Exercise brief » From the entries provided below, copy each line that contains the word "half".

Working data »
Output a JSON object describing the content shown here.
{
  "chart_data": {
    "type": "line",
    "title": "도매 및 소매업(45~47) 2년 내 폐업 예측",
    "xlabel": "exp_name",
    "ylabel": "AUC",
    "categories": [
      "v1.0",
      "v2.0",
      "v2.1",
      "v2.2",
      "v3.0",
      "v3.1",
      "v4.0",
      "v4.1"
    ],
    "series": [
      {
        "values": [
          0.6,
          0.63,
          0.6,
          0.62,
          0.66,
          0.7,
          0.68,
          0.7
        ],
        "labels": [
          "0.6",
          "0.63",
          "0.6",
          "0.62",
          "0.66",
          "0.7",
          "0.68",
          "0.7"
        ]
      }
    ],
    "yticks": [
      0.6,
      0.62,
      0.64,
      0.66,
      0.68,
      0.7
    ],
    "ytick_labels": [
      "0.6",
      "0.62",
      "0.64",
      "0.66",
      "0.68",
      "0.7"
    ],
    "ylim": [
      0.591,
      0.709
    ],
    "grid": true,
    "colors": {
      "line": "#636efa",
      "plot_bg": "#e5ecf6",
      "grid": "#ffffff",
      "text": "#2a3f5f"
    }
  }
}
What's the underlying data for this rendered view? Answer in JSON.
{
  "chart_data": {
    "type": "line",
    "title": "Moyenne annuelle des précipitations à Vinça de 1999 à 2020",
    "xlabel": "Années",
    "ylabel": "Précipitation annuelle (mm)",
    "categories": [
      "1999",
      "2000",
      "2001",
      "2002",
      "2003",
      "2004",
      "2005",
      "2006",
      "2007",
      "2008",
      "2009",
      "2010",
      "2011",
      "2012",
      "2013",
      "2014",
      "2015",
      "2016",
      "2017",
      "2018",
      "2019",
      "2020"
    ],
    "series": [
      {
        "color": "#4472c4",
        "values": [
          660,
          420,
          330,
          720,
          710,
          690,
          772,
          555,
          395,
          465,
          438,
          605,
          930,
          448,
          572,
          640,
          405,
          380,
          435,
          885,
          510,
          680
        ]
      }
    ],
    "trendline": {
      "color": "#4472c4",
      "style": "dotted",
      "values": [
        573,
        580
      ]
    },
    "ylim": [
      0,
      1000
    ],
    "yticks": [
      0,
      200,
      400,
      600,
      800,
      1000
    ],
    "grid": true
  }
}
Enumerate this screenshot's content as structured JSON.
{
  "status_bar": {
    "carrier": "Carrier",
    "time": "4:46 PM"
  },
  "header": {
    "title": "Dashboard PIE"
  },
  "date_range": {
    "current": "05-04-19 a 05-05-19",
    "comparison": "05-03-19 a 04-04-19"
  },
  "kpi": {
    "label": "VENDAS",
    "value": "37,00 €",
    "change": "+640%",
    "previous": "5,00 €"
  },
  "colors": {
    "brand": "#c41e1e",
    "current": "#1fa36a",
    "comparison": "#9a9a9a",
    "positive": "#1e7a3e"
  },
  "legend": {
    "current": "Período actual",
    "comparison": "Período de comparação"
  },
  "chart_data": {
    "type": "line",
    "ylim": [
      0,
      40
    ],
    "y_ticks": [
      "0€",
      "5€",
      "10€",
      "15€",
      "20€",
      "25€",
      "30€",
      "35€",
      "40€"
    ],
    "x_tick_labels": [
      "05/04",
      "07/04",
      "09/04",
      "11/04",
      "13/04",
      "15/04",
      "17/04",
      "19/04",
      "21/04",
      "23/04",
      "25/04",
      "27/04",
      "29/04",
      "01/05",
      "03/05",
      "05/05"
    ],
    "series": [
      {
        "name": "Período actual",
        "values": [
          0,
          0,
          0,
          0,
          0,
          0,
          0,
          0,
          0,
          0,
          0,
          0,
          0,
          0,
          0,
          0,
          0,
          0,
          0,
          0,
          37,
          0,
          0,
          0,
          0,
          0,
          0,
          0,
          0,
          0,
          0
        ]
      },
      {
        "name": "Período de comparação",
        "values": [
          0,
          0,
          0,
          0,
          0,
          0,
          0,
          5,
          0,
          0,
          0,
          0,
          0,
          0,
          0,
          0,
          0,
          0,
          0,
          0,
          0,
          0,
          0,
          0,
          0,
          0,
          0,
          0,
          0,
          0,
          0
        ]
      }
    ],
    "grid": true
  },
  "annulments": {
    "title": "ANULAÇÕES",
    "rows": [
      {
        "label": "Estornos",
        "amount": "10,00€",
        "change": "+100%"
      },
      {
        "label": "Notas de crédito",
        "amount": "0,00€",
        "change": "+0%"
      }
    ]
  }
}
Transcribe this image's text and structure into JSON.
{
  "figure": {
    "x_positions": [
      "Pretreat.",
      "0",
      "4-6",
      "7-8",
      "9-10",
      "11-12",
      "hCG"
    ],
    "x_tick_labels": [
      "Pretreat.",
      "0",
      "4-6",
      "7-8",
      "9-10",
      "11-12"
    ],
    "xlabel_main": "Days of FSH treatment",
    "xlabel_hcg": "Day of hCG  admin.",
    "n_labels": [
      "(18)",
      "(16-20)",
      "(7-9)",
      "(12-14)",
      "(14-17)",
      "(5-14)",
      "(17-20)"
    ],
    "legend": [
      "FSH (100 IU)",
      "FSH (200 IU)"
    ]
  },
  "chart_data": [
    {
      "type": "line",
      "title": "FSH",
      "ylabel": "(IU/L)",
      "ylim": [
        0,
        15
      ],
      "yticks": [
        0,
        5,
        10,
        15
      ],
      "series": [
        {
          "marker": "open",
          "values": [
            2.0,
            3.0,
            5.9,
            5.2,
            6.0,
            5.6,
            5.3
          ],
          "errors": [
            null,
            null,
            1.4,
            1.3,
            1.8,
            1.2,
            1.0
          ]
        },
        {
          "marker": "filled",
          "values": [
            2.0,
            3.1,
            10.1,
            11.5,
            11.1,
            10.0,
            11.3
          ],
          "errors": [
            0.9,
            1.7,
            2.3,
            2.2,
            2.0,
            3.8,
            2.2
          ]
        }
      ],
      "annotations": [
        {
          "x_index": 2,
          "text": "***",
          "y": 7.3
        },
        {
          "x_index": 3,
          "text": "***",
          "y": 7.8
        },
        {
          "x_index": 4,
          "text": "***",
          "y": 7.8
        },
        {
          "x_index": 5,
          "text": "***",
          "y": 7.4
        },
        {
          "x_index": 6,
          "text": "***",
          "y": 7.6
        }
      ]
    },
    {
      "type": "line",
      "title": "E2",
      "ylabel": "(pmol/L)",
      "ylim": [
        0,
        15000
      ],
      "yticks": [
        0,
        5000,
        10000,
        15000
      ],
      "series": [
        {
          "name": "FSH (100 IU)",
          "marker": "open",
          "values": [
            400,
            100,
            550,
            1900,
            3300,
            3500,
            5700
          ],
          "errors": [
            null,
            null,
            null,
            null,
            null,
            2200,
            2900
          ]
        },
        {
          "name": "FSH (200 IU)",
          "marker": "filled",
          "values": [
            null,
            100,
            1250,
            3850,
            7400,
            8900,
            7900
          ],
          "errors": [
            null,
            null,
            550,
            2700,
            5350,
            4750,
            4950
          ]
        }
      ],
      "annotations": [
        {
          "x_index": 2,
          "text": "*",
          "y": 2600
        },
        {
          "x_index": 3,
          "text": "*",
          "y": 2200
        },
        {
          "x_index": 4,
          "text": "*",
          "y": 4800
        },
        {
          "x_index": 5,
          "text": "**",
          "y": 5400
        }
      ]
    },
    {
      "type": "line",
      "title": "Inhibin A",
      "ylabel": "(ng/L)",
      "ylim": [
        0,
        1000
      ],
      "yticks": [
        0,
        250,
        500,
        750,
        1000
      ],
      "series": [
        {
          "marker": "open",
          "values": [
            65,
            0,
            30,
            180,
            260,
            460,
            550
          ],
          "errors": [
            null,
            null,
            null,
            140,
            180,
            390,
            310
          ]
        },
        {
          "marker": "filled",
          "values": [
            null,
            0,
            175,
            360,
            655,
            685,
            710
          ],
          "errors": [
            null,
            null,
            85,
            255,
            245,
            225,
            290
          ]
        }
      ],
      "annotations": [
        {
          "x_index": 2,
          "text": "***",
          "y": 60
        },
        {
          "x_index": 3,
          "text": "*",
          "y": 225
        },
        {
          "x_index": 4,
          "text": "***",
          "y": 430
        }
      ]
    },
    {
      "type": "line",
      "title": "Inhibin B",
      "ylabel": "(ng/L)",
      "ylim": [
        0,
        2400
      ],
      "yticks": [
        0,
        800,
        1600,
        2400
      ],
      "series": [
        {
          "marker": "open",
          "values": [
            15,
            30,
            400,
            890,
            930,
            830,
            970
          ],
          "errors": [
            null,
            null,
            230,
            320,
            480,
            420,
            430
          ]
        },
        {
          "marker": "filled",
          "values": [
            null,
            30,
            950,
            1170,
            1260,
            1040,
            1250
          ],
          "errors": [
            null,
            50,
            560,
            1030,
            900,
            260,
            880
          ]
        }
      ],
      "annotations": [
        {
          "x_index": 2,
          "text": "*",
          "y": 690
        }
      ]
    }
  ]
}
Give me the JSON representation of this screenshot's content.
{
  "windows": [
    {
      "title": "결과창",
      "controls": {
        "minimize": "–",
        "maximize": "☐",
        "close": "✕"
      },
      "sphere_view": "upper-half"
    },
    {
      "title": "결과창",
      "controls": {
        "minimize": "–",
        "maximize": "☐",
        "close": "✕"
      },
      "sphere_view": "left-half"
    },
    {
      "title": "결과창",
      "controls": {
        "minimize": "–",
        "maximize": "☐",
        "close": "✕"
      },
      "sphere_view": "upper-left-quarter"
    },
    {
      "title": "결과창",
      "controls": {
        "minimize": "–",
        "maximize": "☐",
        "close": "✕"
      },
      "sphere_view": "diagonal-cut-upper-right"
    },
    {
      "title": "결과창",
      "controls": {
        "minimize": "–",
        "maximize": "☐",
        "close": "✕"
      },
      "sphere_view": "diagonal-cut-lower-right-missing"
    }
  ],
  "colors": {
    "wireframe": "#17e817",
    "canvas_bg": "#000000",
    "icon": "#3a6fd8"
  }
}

In response »
      "sphere_view": "upper-half"
      "sphere_view": "left-half"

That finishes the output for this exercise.